### [Things to do]
[1] In two sentences, summarize the determinant explanation's method for finding the determinant of a matrix larger than 2x2.
[2] Quote the passage of the determinant explanation between "Suppose the elements" and "these terms together.", inclusive.

# How do you find a determinant of a square matrix in maths?

For a 2x2 matrix, with elements a, b, c and , the determinant is ad - bc.

However, for larger matrices it is more complicated. It would have been neater to illustrate this if I could use subscripts but the browser that we are required to use is pretty basic and therefore rubbish!

Suppose the elements of an n*n matrix are x(i,j) where i is the row and j is the column. Consider the product x(1, j1)*x(2,j2)*...*x(n,jn) where all the all the js are different. [This is the product of n elements of the matrix such that there is one element from each row and one from each column.] There are n! = n*(n-1)*...*2*1 such terms.

Now swap pairs of these term so that the js are in ascending order. For each swap, change the sign of the term so a term requiring an odd number of swaps will have a negative sign and one requiring an even number (including 0 swaps) will be positive.

Add these terms together.

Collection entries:

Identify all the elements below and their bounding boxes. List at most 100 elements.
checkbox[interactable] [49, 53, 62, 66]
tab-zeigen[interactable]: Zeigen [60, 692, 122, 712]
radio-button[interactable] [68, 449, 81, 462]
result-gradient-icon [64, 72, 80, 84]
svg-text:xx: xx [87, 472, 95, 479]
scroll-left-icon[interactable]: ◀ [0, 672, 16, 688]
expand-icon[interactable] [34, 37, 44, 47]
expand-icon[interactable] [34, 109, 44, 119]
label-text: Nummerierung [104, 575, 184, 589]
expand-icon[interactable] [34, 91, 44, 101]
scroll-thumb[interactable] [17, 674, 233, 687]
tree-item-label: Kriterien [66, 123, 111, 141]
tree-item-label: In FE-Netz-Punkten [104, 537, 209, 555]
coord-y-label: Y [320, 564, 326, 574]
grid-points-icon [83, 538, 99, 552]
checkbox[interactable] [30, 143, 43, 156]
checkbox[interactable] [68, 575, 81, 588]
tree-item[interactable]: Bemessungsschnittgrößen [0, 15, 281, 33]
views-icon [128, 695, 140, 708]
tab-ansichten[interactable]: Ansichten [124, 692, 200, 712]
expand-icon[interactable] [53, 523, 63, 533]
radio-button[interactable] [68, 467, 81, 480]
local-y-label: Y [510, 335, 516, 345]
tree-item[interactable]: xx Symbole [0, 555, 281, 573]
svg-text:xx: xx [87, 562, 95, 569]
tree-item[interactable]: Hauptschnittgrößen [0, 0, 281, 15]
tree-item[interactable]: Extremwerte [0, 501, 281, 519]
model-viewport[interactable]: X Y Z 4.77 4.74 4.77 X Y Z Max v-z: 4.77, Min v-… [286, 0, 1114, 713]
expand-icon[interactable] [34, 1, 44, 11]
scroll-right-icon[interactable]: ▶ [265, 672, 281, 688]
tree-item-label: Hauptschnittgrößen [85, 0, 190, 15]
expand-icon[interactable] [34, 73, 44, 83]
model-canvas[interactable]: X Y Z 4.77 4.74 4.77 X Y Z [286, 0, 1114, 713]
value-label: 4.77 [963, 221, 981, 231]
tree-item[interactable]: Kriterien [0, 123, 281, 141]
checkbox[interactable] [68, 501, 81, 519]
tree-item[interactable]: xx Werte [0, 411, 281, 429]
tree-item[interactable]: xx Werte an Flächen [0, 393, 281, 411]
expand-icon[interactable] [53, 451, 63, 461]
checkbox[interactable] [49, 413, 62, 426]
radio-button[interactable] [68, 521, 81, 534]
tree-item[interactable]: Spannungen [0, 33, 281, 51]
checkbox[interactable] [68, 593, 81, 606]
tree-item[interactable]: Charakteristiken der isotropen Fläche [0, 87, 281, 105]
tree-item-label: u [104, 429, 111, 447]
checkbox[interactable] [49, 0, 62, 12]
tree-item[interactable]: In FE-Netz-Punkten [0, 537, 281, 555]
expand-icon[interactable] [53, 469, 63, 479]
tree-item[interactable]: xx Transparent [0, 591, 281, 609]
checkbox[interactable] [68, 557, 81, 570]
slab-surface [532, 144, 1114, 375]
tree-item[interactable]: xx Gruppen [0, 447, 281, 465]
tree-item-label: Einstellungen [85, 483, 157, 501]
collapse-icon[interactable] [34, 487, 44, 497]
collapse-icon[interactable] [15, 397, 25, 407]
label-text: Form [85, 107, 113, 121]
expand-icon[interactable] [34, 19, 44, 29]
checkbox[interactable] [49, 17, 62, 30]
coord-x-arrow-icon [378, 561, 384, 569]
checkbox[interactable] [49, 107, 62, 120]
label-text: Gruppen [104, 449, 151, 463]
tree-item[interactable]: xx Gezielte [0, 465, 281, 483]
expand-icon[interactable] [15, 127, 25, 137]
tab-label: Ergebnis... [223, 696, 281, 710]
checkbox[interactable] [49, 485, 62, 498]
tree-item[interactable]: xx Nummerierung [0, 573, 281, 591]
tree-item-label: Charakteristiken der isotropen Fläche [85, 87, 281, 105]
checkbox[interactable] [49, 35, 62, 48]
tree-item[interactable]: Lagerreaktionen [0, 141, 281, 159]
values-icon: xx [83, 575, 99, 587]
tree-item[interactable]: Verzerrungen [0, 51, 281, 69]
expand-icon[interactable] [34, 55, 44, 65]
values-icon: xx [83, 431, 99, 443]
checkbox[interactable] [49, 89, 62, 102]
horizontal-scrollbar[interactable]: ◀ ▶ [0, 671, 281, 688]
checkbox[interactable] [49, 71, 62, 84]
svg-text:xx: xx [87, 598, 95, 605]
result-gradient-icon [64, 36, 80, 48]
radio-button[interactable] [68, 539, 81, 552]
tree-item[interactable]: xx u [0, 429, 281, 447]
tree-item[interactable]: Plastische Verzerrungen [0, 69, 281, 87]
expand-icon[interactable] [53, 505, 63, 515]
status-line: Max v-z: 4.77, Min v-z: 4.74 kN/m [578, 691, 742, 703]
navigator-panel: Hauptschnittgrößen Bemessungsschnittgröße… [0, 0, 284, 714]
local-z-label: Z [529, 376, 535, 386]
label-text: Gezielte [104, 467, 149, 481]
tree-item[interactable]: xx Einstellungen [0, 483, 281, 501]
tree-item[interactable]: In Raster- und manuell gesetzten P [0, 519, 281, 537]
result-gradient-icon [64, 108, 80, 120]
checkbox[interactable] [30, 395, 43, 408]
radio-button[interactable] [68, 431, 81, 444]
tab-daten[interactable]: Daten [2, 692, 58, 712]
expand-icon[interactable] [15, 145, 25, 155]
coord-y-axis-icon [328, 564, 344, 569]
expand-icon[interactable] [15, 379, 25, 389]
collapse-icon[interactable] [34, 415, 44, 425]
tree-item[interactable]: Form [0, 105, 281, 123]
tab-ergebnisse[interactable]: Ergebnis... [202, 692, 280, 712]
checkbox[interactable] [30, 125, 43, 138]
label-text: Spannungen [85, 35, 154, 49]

### [Task-by-task solutions]
[1] For an n*n matrix, one forms every product of n elements that takes exactly one element from each row and one from each column, giving n! such terms. Each term is negative if putting its column indices in ascending order takes an odd number of swaps and positive if it takes an even number, and the signed terms are then added together.

[2]
Suppose the elements of an n*n matrix are x(i,j) where i is the row and j is the column. Consider the product x(1, j1)*x(2,j2)*...*x(n,jn) where all the all the js are different. [This is the product of n elements of the matrix such that there is one element from each row and one from each column.] There are n! = n*(n-1)*...*2*1 such terms.

Now swap pairs of these term so that the js are in ascending order. For each swap, change the sign of the term so a term requiring an odd number of swaps will have a negative sign and one requiring an even number (including 0 swaps) will be positive.

Add these terms together.